---------- DATA TO PROCESS ----------
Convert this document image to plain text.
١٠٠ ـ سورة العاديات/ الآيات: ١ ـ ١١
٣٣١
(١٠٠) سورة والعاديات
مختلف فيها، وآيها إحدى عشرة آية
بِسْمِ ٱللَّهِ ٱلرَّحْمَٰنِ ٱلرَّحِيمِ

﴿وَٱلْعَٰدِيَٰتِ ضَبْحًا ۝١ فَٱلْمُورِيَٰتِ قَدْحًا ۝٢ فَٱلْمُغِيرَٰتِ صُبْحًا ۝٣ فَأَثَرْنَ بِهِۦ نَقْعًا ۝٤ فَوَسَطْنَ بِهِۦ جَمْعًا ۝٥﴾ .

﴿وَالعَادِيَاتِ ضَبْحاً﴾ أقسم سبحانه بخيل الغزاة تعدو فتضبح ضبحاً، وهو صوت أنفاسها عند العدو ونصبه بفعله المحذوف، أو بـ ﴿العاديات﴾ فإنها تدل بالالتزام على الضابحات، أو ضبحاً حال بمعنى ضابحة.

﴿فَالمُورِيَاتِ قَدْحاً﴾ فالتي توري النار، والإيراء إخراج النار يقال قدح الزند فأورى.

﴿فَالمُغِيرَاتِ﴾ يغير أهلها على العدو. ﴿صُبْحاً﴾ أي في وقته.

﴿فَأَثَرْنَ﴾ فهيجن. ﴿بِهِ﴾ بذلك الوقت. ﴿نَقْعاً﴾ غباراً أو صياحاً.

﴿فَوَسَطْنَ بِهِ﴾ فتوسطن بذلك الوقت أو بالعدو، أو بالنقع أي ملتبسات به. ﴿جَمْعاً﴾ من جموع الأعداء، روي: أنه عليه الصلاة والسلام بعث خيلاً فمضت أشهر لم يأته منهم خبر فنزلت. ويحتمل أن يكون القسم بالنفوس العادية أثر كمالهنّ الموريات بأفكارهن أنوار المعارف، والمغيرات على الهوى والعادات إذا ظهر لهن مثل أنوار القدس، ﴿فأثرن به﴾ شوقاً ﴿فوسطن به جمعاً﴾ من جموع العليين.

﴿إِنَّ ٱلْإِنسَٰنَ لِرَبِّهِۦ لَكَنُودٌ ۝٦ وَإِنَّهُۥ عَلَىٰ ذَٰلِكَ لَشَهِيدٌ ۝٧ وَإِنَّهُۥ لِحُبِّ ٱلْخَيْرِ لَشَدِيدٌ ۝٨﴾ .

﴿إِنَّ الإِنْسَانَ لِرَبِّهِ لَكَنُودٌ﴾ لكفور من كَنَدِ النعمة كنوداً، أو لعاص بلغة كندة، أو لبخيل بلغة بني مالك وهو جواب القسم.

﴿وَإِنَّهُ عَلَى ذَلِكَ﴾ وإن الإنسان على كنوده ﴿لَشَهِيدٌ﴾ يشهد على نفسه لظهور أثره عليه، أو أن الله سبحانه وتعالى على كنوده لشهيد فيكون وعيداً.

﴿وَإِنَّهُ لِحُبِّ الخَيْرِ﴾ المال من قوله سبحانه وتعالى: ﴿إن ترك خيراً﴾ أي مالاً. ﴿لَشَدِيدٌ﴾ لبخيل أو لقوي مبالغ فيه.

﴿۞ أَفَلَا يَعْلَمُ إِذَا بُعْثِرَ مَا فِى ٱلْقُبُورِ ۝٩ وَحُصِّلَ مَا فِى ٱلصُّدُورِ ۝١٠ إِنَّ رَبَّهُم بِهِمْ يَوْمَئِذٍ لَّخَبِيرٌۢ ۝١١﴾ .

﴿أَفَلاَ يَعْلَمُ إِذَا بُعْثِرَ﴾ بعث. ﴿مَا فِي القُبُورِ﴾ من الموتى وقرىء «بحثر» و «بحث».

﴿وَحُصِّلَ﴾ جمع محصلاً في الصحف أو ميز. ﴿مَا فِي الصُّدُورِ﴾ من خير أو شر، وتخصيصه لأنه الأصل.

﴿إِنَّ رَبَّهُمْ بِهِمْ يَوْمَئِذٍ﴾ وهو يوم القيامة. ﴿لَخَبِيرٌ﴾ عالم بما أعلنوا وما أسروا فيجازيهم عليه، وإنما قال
----------
EXERCISE DESCRIPTION: Count every line above that holds the string "سبحانه" and give the total, nothing more.

RESPONSE TO THE EXERCISE: 3